## Stated problem:
Within the records below, find each line that holds the string "Ärmellänge", then copy it.
··· Material for this task
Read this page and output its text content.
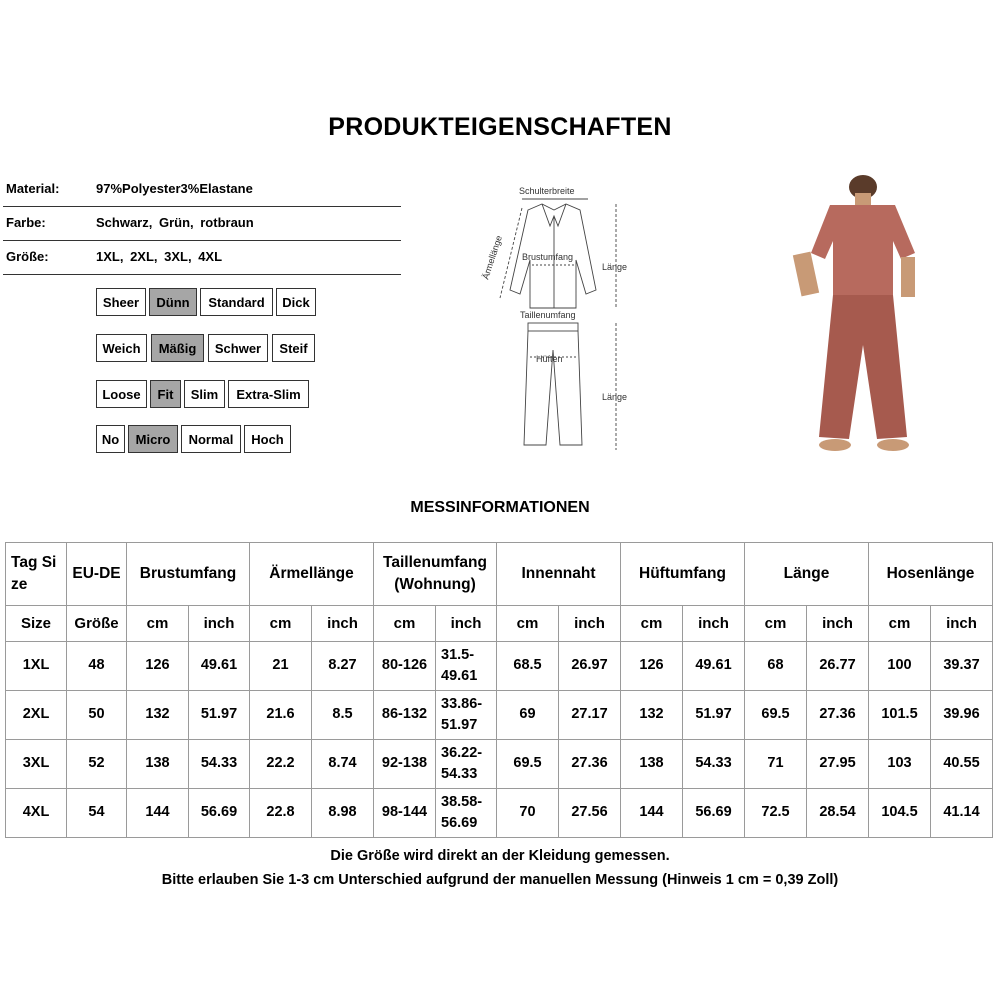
PRODUKTEIGENSCHAFTEN
Material:	97%Polyester3%Elastane
Farbe:	Schwarz, Grün, rotbraun
Größe:	1XL, 2XL, 3XL, 4XL
Sheer	Dünn	Standard	Dick
Weich	Mäßig	Schwer	Steif
Loose	Fit	Slim	Extra-Slim
No	Micro	Normal	Hoch
Schulterbreite
Brustumfang
Ärmellänge	Länge
Taillenumfang
Hüften
Länge
MESSINFORMATIONEN
Tag Si ze	EU-DE	Brustumfang		Ärmellänge		Taillenumfang (Wohnung)		Innennaht		Hüftumfang		Länge		Hosenlänge	
Size	Größe	cm	inch	cm	inch	cm	inch	cm	inch	cm	inch	cm	inch	cm	inch
1XL	48	126	49.61	21	8.27	80-126	31.5-49.61	68.5	26.97	126	49.61	68	26.77	100	39.37
2XL	50	132	51.97	21.6	8.5	86-132	33.86-51.97	69	27.17	132	51.97	69.5	27.36	101.5	39.96
3XL	52	138	54.33	22.2	8.74	92-138	36.22-54.33	69.5	27.36	138	54.33	71	27.95	103	40.55
4XL	54	144	56.69	22.8	8.98	98-144	38.58-56.69	70	27.56	144	56.69	72.5	28.54	104.5	41.14
Die Größe wird direkt an der Kleidung gemessen.
Bitte erlauben Sie 1-3 cm Unterschied aufgrund der manuellen Messung (Hinweis 1 cm = 0,39 Zoll)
······
## Problem solution:
Ärmellänge	Länge
Tag Si ze	EU-DE	Brustumfang		Ärmellänge		Taillenumfang (Wohnung)		Innennaht		Hüftumfang		Länge		Hosenlänge	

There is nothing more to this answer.